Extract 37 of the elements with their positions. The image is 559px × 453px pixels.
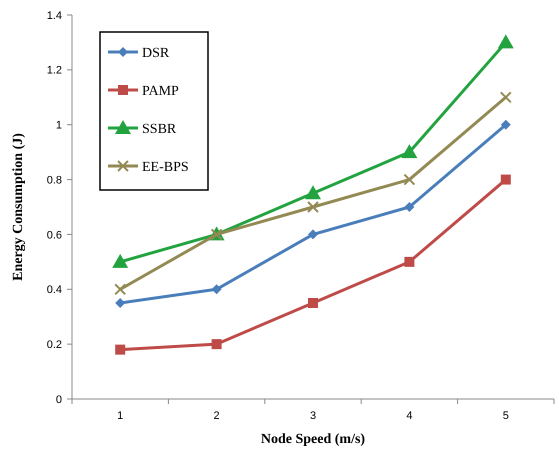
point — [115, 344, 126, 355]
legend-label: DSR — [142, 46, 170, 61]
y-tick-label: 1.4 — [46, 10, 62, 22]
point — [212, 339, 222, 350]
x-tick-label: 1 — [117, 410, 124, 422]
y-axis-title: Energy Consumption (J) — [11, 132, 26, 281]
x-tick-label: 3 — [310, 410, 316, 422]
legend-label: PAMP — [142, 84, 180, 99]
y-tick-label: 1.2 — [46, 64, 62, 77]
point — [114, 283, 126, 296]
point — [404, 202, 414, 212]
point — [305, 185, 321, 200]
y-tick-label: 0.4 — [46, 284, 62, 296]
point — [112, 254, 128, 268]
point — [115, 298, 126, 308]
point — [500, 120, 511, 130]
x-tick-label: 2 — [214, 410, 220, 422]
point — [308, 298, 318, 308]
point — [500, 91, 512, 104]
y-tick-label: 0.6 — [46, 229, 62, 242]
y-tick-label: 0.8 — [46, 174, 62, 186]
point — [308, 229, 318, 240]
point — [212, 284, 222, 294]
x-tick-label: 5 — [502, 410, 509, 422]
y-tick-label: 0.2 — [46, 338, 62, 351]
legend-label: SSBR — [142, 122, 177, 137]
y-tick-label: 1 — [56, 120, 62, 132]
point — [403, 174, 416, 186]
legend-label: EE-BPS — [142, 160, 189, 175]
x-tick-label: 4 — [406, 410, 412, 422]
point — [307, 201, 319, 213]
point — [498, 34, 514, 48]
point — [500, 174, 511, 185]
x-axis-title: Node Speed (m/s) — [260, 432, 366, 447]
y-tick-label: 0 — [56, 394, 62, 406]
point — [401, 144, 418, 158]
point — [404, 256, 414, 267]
==
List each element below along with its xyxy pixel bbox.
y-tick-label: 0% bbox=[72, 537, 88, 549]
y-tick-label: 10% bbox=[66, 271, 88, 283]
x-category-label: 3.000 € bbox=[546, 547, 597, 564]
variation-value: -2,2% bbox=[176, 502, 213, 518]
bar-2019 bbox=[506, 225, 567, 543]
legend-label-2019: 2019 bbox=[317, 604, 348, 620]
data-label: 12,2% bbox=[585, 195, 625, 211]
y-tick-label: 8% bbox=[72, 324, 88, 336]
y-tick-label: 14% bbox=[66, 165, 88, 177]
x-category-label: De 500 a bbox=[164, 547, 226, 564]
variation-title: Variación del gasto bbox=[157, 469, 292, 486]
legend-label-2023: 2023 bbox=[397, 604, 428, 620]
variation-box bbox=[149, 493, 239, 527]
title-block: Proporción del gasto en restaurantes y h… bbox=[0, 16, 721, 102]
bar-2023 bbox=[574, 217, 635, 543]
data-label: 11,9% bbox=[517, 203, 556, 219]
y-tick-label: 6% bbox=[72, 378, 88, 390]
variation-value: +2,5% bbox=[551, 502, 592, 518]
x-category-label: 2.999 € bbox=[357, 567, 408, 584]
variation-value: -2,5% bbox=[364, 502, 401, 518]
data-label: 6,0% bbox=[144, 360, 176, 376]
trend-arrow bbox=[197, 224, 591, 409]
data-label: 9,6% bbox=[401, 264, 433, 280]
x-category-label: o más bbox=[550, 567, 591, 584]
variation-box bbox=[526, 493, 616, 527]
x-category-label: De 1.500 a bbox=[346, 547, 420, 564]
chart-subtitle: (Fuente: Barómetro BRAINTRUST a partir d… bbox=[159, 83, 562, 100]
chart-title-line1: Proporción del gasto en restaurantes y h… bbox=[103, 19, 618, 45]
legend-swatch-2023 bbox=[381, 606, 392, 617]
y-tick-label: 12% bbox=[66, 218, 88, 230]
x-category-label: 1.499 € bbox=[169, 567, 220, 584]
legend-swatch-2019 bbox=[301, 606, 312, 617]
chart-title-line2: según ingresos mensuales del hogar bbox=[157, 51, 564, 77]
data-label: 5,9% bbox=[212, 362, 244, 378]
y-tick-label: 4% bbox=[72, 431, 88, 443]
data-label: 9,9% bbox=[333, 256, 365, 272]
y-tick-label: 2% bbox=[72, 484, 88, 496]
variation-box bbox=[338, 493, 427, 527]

### REQUIRED WORK
Copy everything from the line containing "List each element" down to the line containing "legend-swatch-2019 bbox=[301, 606, 312, 617]", swapping "data-label" for "value-label" and keeping everything else the same.

### THE REPLY
List each element below along with its xyxy pixel bbox.
y-tick-label: 0% bbox=[72, 537, 88, 549]
y-tick-label: 10% bbox=[66, 271, 88, 283]
x-category-label: 3.000 € bbox=[546, 547, 597, 564]
variation-value: -2,2% bbox=[176, 502, 213, 518]
bar-2019 bbox=[506, 225, 567, 543]
legend-label-2019: 2019 bbox=[317, 604, 348, 620]
value-label: 12,2% bbox=[585, 195, 625, 211]
y-tick-label: 8% bbox=[72, 324, 88, 336]
y-tick-label: 14% bbox=[66, 165, 88, 177]
x-category-label: De 500 a bbox=[164, 547, 226, 564]
variation-title: Variación del gasto bbox=[157, 469, 292, 486]
legend-label-2023: 2023 bbox=[397, 604, 428, 620]
variation-box bbox=[149, 493, 239, 527]
title-block: Proporción del gasto en restaurantes y h… bbox=[0, 16, 721, 102]
bar-2023 bbox=[574, 217, 635, 543]
value-label: 11,9% bbox=[517, 203, 556, 219]
y-tick-label: 6% bbox=[72, 378, 88, 390]
variation-value: +2,5% bbox=[551, 502, 592, 518]
x-category-label: 2.999 € bbox=[357, 567, 408, 584]
variation-value: -2,5% bbox=[364, 502, 401, 518]
value-label: 6,0% bbox=[144, 360, 176, 376]
trend-arrow bbox=[197, 224, 591, 409]
value-label: 9,6% bbox=[401, 264, 433, 280]
x-category-label: o más bbox=[550, 567, 591, 584]
variation-box bbox=[526, 493, 616, 527]
x-category-label: De 1.500 a bbox=[346, 547, 420, 564]
chart-subtitle: (Fuente: Barómetro BRAINTRUST a partir d… bbox=[159, 83, 562, 100]
chart-title-line1: Proporción del gasto en restaurantes y h… bbox=[103, 19, 618, 45]
legend-swatch-2023 bbox=[381, 606, 392, 617]
y-tick-label: 12% bbox=[66, 218, 88, 230]
x-category-label: 1.499 € bbox=[169, 567, 220, 584]
legend-swatch-2019 bbox=[301, 606, 312, 617]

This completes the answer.